__EXERCISE TASK__. Show all lines holding the string "document".

__TASK DATA__.

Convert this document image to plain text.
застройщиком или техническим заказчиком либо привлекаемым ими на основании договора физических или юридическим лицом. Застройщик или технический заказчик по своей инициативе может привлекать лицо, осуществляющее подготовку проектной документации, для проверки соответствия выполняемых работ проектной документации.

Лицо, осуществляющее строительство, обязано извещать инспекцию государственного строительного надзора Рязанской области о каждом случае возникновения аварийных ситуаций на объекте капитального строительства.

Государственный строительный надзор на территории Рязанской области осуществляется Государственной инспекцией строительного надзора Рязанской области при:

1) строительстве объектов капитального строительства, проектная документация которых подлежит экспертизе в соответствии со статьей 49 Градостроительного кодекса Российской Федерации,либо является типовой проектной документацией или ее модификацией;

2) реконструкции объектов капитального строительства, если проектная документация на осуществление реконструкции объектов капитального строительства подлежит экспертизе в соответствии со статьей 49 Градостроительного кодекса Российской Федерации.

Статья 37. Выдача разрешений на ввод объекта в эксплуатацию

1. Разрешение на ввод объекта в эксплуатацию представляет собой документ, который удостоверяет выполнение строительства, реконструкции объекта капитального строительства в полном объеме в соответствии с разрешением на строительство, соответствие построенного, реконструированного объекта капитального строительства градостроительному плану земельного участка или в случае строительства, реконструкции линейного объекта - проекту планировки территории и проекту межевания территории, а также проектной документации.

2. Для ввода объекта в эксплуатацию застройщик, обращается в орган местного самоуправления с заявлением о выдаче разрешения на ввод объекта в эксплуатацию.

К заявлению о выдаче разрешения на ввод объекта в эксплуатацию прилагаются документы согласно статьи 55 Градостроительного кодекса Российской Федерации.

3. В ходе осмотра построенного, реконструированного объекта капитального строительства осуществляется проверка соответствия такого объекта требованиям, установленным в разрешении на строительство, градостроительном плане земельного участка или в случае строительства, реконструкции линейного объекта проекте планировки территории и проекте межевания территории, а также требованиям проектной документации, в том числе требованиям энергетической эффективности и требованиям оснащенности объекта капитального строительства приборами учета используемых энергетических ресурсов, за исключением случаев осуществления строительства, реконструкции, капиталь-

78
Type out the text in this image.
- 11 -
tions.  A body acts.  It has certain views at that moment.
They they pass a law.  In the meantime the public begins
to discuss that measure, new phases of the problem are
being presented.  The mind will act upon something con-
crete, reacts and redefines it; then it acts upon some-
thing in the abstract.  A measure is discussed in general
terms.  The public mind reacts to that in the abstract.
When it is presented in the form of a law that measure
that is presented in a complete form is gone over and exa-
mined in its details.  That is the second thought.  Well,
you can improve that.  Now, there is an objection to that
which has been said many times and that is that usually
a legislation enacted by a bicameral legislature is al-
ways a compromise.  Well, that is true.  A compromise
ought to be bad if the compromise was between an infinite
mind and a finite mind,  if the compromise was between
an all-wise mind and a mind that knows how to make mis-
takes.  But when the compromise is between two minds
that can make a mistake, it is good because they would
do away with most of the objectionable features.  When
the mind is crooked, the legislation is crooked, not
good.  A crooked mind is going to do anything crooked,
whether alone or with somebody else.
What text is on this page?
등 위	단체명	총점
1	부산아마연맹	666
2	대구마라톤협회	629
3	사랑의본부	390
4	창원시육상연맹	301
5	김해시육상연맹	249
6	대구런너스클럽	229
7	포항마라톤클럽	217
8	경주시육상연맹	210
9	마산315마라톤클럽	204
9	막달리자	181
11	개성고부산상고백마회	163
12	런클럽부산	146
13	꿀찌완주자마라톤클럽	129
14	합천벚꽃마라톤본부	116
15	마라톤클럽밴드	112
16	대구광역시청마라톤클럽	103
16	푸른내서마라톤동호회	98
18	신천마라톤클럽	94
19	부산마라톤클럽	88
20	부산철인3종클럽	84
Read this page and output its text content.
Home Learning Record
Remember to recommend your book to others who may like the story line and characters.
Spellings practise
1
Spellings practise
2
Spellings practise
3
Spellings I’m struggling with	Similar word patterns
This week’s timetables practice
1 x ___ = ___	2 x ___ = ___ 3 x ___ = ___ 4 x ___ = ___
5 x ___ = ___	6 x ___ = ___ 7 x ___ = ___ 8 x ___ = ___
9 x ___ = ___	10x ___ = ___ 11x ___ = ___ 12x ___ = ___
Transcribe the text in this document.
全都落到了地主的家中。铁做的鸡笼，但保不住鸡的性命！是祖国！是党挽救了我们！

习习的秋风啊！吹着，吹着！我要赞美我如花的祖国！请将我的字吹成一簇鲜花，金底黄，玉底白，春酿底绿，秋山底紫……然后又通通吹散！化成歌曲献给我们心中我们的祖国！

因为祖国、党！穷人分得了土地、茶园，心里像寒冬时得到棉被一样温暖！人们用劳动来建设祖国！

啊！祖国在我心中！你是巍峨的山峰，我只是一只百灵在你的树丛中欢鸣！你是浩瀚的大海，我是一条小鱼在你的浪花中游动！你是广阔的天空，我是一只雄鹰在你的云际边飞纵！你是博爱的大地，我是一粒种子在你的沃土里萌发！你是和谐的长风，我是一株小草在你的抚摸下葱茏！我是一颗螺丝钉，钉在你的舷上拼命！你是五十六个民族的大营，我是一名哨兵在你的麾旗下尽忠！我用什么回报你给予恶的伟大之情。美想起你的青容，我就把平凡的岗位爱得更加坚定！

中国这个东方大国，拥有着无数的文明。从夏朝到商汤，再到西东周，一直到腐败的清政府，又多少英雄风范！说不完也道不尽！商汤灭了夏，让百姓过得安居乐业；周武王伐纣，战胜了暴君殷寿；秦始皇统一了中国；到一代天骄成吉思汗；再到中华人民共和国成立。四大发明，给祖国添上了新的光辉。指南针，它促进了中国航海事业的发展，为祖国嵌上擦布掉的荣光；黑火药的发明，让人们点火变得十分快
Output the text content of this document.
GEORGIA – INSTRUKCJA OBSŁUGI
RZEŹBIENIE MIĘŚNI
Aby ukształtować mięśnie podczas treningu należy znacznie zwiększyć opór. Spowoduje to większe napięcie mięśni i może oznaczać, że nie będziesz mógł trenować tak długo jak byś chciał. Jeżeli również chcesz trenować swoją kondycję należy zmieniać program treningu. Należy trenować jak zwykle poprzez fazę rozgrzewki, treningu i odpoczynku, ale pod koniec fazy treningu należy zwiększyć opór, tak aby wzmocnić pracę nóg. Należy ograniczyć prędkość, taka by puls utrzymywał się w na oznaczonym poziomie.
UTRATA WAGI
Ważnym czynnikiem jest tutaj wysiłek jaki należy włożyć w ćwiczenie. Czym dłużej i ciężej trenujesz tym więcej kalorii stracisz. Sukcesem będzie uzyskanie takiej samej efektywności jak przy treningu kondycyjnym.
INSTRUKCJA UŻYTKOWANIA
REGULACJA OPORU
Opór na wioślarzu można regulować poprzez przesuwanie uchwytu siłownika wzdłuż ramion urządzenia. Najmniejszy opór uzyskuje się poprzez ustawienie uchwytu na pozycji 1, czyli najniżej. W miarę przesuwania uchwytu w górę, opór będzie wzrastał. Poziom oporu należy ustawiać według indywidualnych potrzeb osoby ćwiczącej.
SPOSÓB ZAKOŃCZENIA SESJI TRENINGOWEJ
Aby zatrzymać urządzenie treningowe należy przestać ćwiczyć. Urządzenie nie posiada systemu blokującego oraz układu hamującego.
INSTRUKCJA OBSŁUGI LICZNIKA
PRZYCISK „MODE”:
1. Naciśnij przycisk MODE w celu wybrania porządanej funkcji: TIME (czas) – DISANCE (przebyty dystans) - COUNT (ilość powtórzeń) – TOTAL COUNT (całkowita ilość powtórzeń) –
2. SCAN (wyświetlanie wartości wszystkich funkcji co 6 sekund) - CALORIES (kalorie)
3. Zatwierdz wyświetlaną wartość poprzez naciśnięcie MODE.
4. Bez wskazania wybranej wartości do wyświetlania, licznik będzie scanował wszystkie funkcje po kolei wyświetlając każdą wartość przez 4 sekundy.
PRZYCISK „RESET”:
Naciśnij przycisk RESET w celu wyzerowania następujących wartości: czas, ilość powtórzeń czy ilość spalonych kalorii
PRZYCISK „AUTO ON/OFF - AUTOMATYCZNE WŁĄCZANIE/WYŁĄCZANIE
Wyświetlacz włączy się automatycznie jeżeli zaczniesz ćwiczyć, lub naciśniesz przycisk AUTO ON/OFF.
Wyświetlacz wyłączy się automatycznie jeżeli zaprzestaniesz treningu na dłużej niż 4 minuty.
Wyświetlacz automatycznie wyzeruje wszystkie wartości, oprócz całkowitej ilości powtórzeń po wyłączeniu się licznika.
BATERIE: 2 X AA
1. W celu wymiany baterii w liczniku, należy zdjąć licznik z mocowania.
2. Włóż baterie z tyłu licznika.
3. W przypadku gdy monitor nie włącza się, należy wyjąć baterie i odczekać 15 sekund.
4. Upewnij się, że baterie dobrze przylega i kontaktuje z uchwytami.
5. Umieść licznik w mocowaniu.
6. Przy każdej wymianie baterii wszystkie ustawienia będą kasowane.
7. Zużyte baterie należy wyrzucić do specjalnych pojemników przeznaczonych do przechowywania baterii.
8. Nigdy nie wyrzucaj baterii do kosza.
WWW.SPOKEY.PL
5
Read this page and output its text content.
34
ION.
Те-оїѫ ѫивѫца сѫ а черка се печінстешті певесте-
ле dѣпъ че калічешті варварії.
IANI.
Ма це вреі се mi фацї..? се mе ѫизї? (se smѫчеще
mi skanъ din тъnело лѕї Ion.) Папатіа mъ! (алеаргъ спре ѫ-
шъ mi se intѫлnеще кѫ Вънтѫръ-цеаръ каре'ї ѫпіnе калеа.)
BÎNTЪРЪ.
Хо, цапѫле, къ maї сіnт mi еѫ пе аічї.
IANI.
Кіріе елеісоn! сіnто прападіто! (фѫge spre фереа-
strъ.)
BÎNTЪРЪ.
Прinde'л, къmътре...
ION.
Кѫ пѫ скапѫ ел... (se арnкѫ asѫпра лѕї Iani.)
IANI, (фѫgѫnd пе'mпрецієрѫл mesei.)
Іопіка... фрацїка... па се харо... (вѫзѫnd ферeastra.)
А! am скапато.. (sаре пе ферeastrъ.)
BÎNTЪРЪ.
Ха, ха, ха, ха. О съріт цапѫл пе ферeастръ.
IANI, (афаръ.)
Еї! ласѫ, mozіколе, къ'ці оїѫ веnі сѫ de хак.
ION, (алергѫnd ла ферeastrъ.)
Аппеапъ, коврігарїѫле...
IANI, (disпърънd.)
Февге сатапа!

__FULL OUTPUT__.
Convert this document image to plain text.
Transcribe the text in this document.
Output the text content of this document.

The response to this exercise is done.